Directions for this task ▸
Check each line of the listing below for the word "right" and say how many lines have it. Nothing else should be written.
-- Start of Material for this exercise --
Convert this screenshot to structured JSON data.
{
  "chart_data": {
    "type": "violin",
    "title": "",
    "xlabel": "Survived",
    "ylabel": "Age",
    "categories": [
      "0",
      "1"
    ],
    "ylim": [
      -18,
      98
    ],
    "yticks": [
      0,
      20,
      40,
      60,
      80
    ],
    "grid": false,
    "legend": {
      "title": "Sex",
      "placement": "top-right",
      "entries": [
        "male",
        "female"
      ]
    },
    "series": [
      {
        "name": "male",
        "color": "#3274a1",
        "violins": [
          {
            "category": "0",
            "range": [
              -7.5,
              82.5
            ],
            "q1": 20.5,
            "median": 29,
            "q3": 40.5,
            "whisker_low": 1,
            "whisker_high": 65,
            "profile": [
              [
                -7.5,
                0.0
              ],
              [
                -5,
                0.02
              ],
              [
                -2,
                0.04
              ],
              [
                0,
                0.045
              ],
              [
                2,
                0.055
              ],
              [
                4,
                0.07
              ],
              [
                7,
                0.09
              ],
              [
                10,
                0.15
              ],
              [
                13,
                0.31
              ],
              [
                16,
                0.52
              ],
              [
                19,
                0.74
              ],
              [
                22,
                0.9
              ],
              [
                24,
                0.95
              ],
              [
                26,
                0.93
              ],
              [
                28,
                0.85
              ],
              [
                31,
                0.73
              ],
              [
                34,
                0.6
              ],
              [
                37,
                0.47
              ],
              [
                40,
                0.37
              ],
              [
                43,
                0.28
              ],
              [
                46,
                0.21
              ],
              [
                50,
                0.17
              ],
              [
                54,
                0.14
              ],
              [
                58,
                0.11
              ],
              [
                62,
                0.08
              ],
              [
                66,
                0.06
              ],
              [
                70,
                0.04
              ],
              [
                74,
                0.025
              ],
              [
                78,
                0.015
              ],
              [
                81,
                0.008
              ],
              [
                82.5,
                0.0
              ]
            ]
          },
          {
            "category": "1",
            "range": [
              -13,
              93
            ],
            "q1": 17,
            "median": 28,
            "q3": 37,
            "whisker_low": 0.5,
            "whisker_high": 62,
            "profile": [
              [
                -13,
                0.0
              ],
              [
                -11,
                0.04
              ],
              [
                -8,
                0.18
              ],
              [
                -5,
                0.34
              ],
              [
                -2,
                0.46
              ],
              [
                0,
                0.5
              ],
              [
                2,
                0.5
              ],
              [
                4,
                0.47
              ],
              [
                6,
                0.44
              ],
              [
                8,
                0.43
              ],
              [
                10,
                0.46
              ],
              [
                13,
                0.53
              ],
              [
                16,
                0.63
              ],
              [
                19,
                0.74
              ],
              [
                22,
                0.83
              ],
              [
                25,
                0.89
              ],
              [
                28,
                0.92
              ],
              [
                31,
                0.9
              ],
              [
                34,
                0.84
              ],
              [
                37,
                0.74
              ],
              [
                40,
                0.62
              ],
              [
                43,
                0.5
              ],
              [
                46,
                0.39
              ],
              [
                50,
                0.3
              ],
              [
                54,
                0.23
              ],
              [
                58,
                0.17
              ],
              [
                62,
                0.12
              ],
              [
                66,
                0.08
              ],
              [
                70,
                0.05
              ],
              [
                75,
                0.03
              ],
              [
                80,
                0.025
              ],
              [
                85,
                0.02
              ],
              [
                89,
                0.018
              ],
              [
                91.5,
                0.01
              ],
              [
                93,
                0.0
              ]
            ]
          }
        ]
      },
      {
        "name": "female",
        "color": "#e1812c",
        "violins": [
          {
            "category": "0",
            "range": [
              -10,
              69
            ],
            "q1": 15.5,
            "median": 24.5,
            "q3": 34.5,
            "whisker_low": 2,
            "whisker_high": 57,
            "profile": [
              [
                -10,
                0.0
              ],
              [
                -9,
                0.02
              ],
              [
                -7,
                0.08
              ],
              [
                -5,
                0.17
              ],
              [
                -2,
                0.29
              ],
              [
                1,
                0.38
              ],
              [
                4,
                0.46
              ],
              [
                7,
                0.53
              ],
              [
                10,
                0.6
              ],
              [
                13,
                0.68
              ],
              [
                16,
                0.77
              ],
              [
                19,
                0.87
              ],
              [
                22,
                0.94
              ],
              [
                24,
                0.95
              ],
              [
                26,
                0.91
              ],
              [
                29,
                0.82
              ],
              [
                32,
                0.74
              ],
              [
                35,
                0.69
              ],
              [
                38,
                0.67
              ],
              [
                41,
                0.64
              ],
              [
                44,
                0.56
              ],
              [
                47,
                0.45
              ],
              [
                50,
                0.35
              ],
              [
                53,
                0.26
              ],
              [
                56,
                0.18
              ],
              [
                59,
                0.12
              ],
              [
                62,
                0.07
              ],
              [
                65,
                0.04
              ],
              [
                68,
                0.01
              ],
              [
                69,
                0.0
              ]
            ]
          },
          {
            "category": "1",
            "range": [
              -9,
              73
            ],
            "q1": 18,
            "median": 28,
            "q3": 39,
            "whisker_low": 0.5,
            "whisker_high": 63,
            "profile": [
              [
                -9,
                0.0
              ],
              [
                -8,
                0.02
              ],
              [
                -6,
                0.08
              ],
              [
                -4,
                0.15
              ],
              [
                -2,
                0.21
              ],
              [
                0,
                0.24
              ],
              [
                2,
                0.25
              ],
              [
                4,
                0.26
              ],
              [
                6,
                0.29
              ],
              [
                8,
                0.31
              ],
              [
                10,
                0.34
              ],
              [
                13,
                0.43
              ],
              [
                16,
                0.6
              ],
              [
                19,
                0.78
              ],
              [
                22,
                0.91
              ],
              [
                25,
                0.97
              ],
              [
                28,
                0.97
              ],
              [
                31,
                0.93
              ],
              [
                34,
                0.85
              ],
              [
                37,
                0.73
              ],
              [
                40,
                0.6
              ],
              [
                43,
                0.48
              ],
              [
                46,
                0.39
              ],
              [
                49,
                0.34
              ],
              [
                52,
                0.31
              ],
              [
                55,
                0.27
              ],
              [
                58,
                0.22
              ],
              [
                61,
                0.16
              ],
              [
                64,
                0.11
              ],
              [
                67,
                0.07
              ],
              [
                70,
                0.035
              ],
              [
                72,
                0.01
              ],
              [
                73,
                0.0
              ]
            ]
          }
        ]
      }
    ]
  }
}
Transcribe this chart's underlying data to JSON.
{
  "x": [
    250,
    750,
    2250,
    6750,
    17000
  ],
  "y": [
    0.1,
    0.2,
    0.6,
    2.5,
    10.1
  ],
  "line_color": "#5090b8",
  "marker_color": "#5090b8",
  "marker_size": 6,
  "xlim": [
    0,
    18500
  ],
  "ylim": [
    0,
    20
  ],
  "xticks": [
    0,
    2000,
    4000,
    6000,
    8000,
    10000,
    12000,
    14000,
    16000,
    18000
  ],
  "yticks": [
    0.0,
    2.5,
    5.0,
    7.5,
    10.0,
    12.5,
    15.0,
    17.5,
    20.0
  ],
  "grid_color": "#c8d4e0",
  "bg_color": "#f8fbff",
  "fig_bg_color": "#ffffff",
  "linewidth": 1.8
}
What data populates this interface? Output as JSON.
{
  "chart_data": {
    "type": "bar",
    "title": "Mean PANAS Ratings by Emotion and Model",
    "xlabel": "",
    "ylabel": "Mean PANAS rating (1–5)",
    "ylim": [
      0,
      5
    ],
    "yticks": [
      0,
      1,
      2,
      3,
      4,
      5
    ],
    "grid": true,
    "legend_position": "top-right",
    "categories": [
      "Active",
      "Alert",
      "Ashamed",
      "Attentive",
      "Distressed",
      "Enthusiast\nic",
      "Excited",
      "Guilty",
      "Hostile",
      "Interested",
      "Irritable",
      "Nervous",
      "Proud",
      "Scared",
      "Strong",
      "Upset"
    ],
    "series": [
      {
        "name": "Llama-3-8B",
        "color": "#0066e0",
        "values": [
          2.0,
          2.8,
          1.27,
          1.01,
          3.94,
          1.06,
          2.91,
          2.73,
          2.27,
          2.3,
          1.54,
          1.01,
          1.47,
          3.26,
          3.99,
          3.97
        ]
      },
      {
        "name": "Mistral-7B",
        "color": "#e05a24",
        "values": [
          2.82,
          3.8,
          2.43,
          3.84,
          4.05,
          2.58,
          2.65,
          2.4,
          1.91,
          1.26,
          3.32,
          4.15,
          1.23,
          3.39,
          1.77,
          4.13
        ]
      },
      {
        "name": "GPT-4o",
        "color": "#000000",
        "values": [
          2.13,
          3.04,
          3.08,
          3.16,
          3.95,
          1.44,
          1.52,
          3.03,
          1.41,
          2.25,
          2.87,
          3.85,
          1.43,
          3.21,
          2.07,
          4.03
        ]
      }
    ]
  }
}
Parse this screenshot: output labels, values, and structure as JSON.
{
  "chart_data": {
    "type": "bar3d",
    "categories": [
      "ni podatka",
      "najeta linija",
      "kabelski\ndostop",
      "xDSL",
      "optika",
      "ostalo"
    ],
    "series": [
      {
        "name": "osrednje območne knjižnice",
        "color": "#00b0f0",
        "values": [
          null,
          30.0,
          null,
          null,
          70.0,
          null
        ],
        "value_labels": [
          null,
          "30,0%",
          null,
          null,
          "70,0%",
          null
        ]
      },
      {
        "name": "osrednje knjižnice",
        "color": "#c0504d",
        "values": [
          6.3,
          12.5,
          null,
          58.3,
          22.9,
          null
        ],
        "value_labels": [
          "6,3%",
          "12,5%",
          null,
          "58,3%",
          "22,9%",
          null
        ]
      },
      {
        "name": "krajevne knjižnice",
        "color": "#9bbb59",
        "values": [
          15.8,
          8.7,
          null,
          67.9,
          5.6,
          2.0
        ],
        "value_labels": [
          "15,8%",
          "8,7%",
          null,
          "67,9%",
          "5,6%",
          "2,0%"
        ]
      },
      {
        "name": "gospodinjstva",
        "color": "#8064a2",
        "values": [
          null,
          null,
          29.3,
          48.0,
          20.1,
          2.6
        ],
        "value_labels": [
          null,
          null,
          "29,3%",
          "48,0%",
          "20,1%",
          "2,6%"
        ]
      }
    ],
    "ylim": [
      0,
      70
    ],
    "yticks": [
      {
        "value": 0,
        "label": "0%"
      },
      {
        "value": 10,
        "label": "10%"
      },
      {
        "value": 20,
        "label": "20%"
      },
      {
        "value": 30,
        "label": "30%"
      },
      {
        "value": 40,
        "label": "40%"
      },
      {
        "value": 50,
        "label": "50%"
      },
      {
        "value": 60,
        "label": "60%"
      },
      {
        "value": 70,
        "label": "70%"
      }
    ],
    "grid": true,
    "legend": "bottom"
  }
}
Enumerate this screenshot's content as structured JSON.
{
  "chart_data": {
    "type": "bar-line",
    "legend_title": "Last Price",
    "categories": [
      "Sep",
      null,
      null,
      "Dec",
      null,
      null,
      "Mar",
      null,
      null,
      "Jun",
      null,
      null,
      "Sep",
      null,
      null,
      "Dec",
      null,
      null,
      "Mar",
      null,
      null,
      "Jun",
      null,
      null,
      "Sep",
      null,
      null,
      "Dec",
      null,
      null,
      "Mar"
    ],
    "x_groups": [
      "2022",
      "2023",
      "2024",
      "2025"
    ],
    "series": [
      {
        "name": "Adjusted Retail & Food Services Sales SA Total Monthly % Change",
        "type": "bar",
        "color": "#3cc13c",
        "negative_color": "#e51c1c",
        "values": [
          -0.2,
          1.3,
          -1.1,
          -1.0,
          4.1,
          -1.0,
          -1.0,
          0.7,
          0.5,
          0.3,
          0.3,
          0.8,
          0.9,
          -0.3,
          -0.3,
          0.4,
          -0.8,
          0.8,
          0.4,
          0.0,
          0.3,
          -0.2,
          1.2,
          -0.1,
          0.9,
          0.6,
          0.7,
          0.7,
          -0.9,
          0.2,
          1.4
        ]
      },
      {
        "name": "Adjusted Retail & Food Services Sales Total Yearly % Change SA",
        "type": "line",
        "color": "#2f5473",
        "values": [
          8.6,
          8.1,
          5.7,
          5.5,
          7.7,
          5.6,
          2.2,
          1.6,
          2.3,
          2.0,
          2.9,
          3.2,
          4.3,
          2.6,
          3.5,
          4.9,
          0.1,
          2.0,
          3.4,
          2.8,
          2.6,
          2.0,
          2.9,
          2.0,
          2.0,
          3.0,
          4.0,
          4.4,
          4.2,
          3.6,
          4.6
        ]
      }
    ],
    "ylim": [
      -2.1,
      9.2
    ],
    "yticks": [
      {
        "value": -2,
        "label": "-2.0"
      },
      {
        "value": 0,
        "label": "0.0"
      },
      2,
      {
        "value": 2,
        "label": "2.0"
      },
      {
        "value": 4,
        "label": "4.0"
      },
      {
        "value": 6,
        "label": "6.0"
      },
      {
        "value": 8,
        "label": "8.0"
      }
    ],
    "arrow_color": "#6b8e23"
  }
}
-- End of Material for this exercise --
Answer for this exercise ▸
2